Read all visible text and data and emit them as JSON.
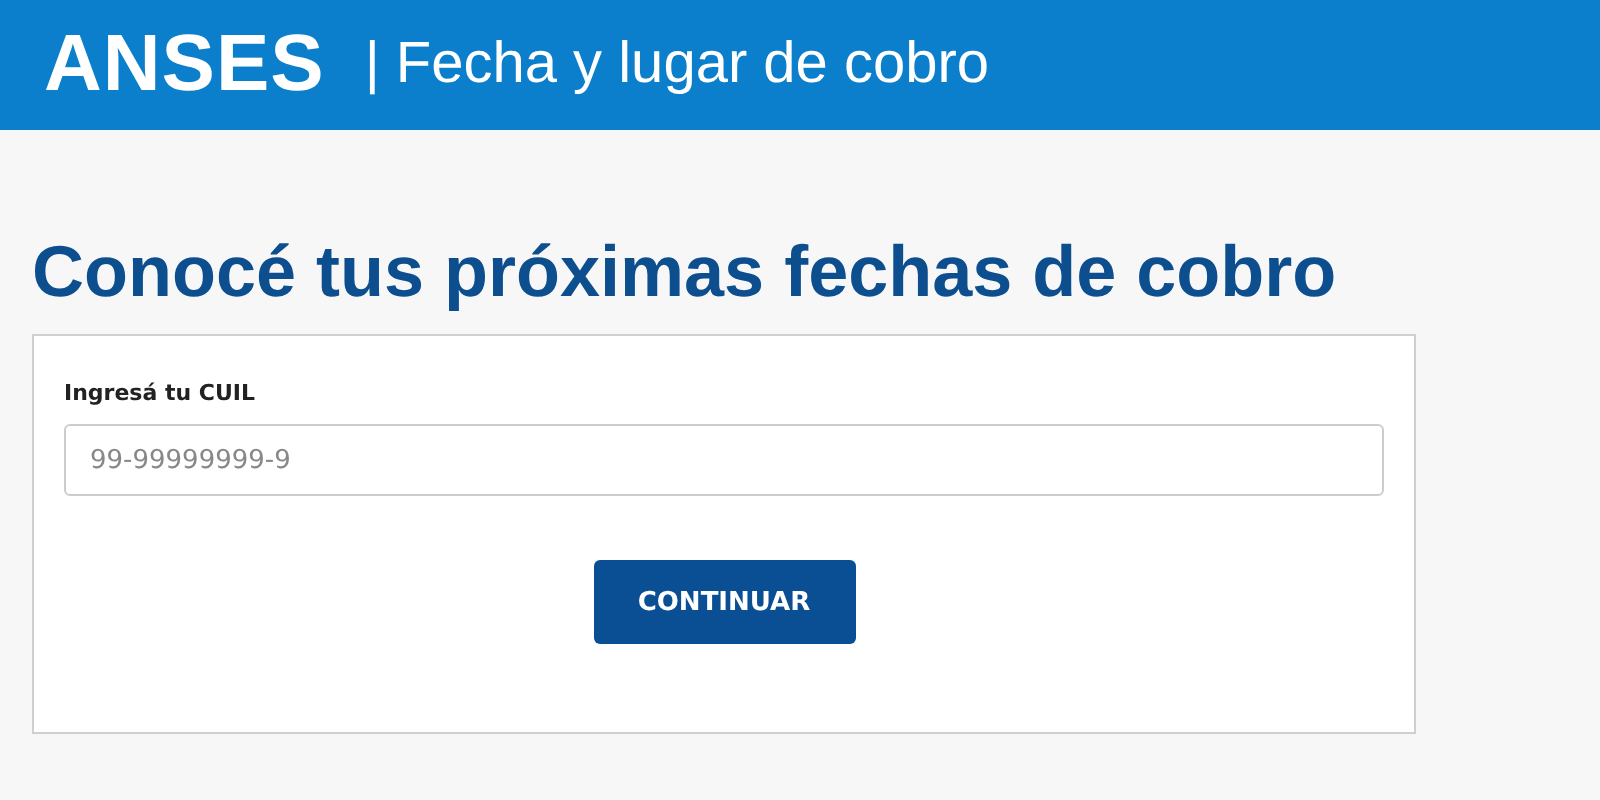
{
  "header": {
    "logo": "ANSES",
    "title": "| Fecha y lugar de cobro"
  },
  "heading": "Conocé tus próximas fechas de cobro",
  "form": {
    "label": "Ingresá tu CUIL",
    "placeholder": "99-99999999-9",
    "button": "CONTINUAR"
  }
}
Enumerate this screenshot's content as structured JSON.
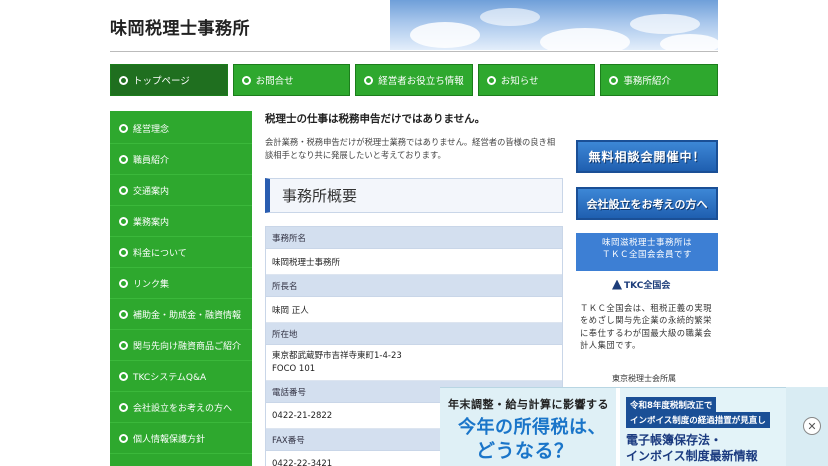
{
  "header": {
    "site_title": "味岡税理士事務所"
  },
  "topnav": [
    {
      "label": "トップページ"
    },
    {
      "label": "お問合せ"
    },
    {
      "label": "経営者お役立ち情報"
    },
    {
      "label": "お知らせ"
    },
    {
      "label": "事務所紹介"
    }
  ],
  "sidebar": [
    {
      "label": "経営理念"
    },
    {
      "label": "職員紹介"
    },
    {
      "label": "交通案内"
    },
    {
      "label": "業務案内"
    },
    {
      "label": "料金について"
    },
    {
      "label": "リンク集"
    },
    {
      "label": "補助金・助成金・融資情報"
    },
    {
      "label": "関与先向け融資商品ご紹介"
    },
    {
      "label": "TKCシステムQ&A"
    },
    {
      "label": "会社設立をお考えの方へ"
    },
    {
      "label": "個人情報保護方針"
    }
  ],
  "main": {
    "intro_title": "税理士の仕事は税務申告だけではありません。",
    "intro_text": "会計業務・税務申告だけが税理士業務ではありません。経営者の皆様の良き相談相手となり共に発展したいと考えております。",
    "section_title": "事務所概要",
    "table": [
      {
        "label": "事務所名",
        "value": [
          "味岡税理士事務所"
        ]
      },
      {
        "label": "所長名",
        "value": [
          "味岡 正人"
        ]
      },
      {
        "label": "所在地",
        "value": [
          "東京都武蔵野市吉祥寺東町1-4-23",
          "FOCO 101"
        ]
      },
      {
        "label": "電話番号",
        "value": [
          "0422-21-2822"
        ]
      },
      {
        "label": "FAX番号",
        "value": [
          "0422-22-3421"
        ]
      }
    ]
  },
  "right": {
    "banner1": "無料相談会開催中！",
    "banner2": "会社設立をお考えの方へ",
    "tkc_box_line1": "味岡滋税理士事務所は",
    "tkc_box_line2": "ＴＫＣ全国会会員です",
    "tkc_logo": "TKC全国会",
    "tkc_desc": "ＴＫＣ全国会は、租税正義の実現をめざし関与先企業の永続的繁栄に奉仕するわが国最大級の職業会計人集団です。",
    "tkc_foot": "東京税理士会所属"
  },
  "ad": {
    "line1": "年末調整・給与計算に影響する",
    "big1": "今年の所得税は、",
    "big2": "どうなる？",
    "r1": "令和8年度税制改正で",
    "r2": "インボイス制度の経過措置が見直し",
    "r3": "電子帳簿保存法・",
    "r4": "インボイス制度最新情報",
    "close": "✕"
  },
  "colors": {
    "green": "#2ea82e",
    "dark_green": "#1f6f1f",
    "blue": "#2a5db0",
    "table_header": "#d3dfef"
  }
}
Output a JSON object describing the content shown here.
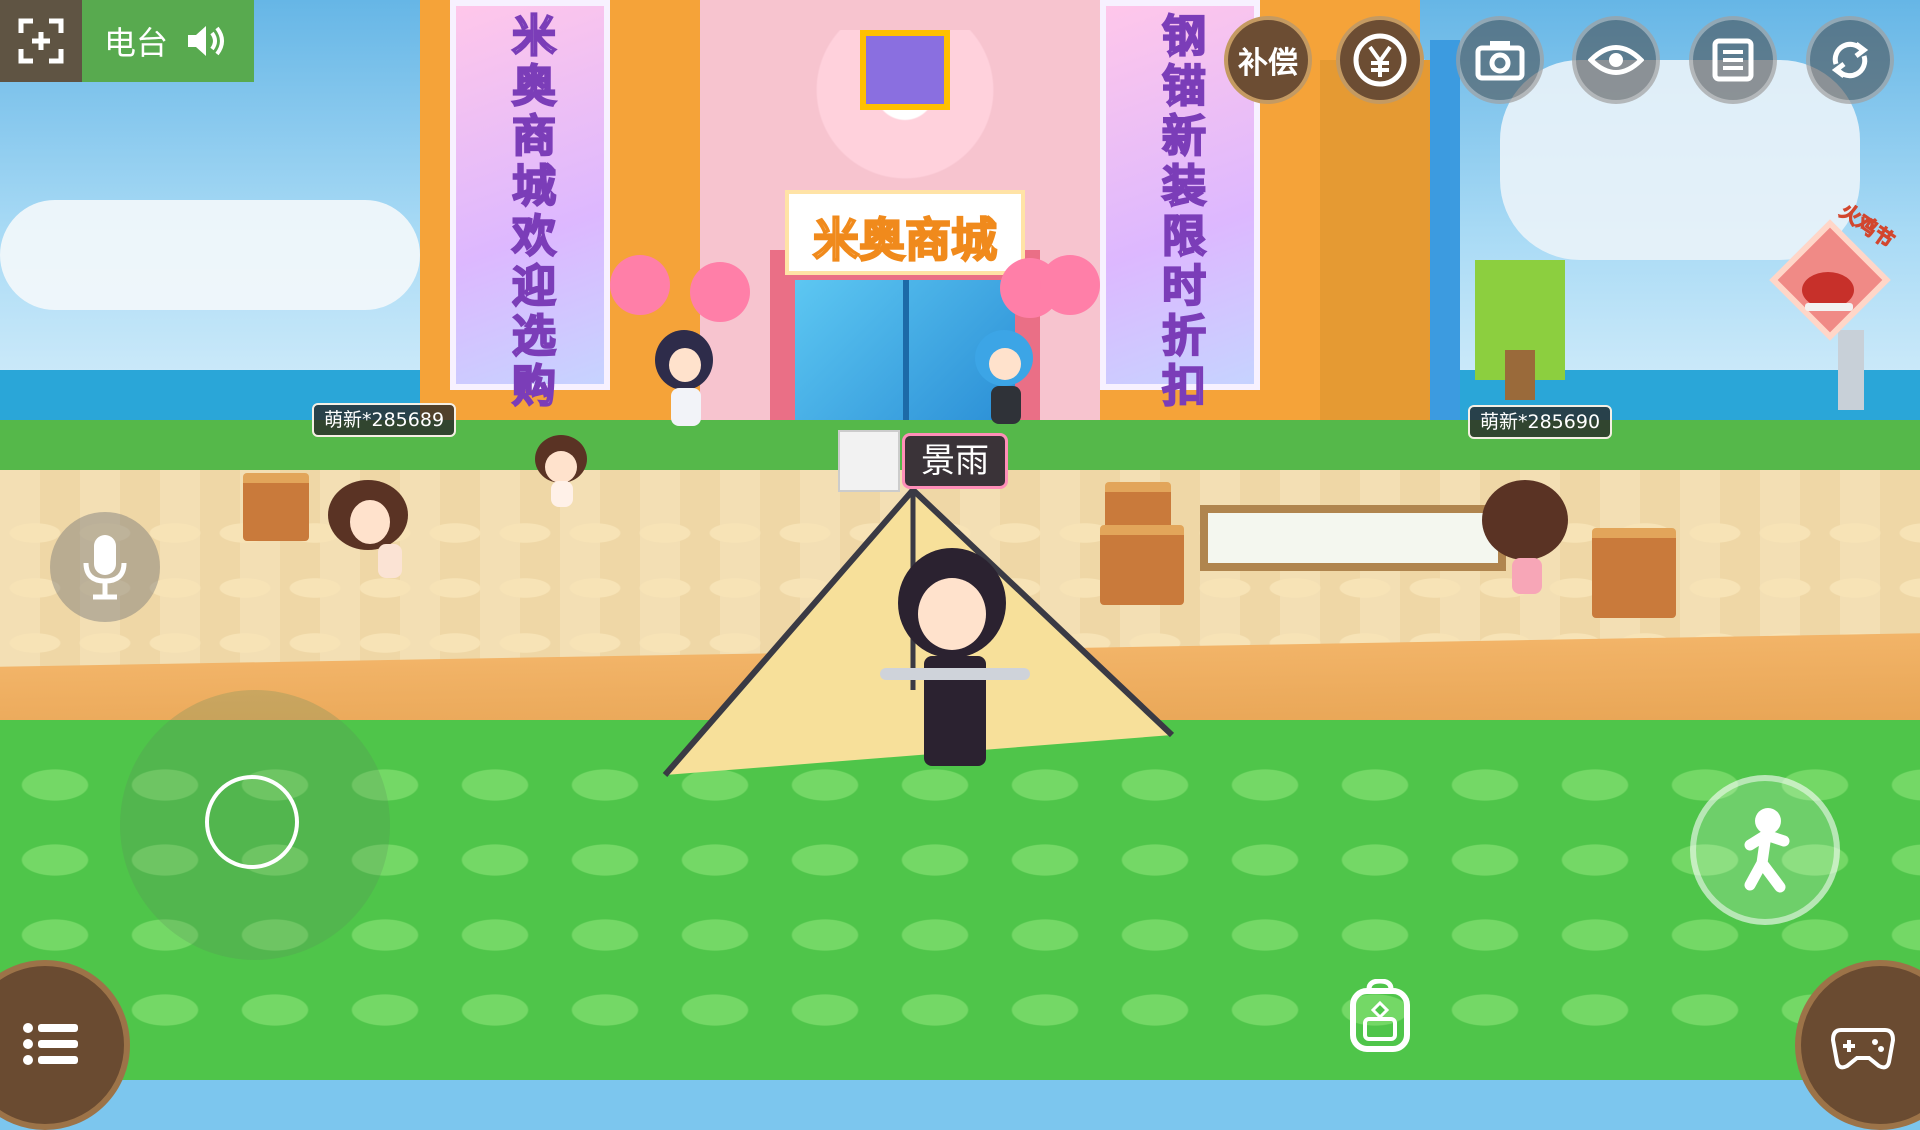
{
  "hud": {
    "radio_label": "电台",
    "top_buttons": [
      {
        "label": "补偿",
        "icon": "compensation-icon"
      },
      {
        "label": "",
        "icon": "yen-icon"
      },
      {
        "label": "",
        "icon": "camera-icon"
      },
      {
        "label": "",
        "icon": "eye-icon"
      },
      {
        "label": "",
        "icon": "list-icon"
      },
      {
        "label": "",
        "icon": "refresh-icon"
      }
    ],
    "event_badge_label": "火鸡节"
  },
  "scene": {
    "building_sign": "米奥商城",
    "banner_left": "米奥商城 欢迎选购",
    "banner_right": "钢锚新装 限时折扣"
  },
  "players": {
    "main_name": "景雨",
    "left_tag": "萌新*285689",
    "right_tag": "萌新*285690"
  },
  "colors": {
    "grass": "#4fc54a",
    "building": "#f5a339",
    "radio_green": "#58aa4f",
    "hud_brown": "#6c4d33"
  }
}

• • •

▸ What you will do:
Go back to the records above and write them out exactly, without the pictures.

▸ Completed exercise:
Read all visible text and data and emit them as JSON.
{
  "header": {
    "logo": "ANSES",
    "title": "| Fecha y lugar de cobro"
  },
  "heading": "Conocé tus próximas fechas de cobro",
  "form": {
    "label": "Ingresá tu CUIL",
    "placeholder": "99-99999999-9",
    "button": "CONTINUAR"
  }
}
Enumerate this screenshot's content as structured JSON.
{
  "header": {
    "site_title": "味岡税理士事務所"
  },
  "topnav": [
    {
      "label": "トップページ"
    },
    {
      "label": "お問合せ"
    },
    {
      "label": "経営者お役立ち情報"
    },
    {
      "label": "お知らせ"
    },
    {
      "label": "事務所紹介"
    }
  ],
  "sidebar": [
    {
      "label": "経営理念"
    },
    {
      "label": "職員紹介"
    },
    {
      "label": "交通案内"
    },
    {
      "label": "業務案内"
    },
    {
      "label": "料金について"
    },
    {
      "label": "リンク集"
    },
    {
      "label": "補助金・助成金・融資情報"
    },
    {
      "label": "関与先向け融資商品ご紹介"
    },
    {
      "label": "TKCシステムQ&A"
    },
    {
      "label": "会社設立をお考えの方へ"
    },
    {
      "label": "個人情報保護方針"
    }
  ],
  "main": {
    "intro_title": "税理士の仕事は税務申告だけではありません。",
    "intro_text": "会計業務・税務申告だけが税理士業務ではありません。経営者の皆様の良き相談相手となり共に発展したいと考えております。",
    "section_title": "事務所概要",
    "table": [
      {
        "label": "事務所名",
        "value": [
          "味岡税理士事務所"
        ]
      },
      {
        "label": "所長名",
        "value": [
          "味岡 正人"
        ]
      },
      {
        "label": "所在地",
        "value": [
          "東京都武蔵野市吉祥寺東町1-4-23",
          "FOCO 101"
        ]
      },
      {
        "label": "電話番号",
        "value": [
          "0422-21-2822"
        ]
      },
      {
        "label": "FAX番号",
        "value": [
          "0422-22-3421"
        ]
      }
    ]
  },
  "right": {
    "banner1": "無料相談会開催中！",
    "banner2": "会社設立をお考えの方へ",
    "tkc_box_line1": "味岡滋税理士事務所は",
    "tkc_box_line2": "ＴＫＣ全国会会員です",
    "tkc_logo": "TKC全国会",
    "tkc_desc": "ＴＫＣ全国会は、租税正義の実現をめざし関与先企業の永続的繁栄に奉仕するわが国最大級の職業会計人集団です。",
    "tkc_foot": "東京税理士会所属"
  },
  "ad": {
    "line1": "年末調整・給与計算に影響する",
    "big1": "今年の所得税は、",
    "big2": "どうなる？",
    "r1": "令和8年度税制改正で",
    "r2": "インボイス制度の経過措置が見直し",
    "r3": "電子帳簿保存法・",
    "r4": "インボイス制度最新情報",
    "close": "✕"
  },
  "colors": {
    "green": "#2ea82e",
    "dark_green": "#1f6f1f",
    "blue": "#2a5db0",
    "table_header": "#d3dfef"
  }
}
Output a JSON object describing the content shown here.
{
  "hud": {
    "radio_label": "电台",
    "top_buttons": [
      {
        "label": "补偿",
        "icon": "compensation-icon"
      },
      {
        "label": "",
        "icon": "yen-icon"
      },
      {
        "label": "",
        "icon": "camera-icon"
      },
      {
        "label": "",
        "icon": "eye-icon"
      },
      {
        "label": "",
        "icon": "list-icon"
      },
      {
        "label": "",
        "icon": "refresh-icon"
      }
    ],
    "event_badge_label": "火鸡节"
  },
  "scene": {
    "building_sign": "米奥商城",
    "banner_left": "米奥商城 欢迎选购",
    "banner_right": "钢锚新装 限时折扣"
  },
  "players": {
    "main_name": "景雨",
    "left_tag": "萌新*285689",
    "right_tag": "萌新*285690"
  },
  "colors": {
    "grass": "#4fc54a",
    "building": "#f5a339",
    "radio_green": "#58aa4f",
    "hud_brown": "#6c4d33"
  }
}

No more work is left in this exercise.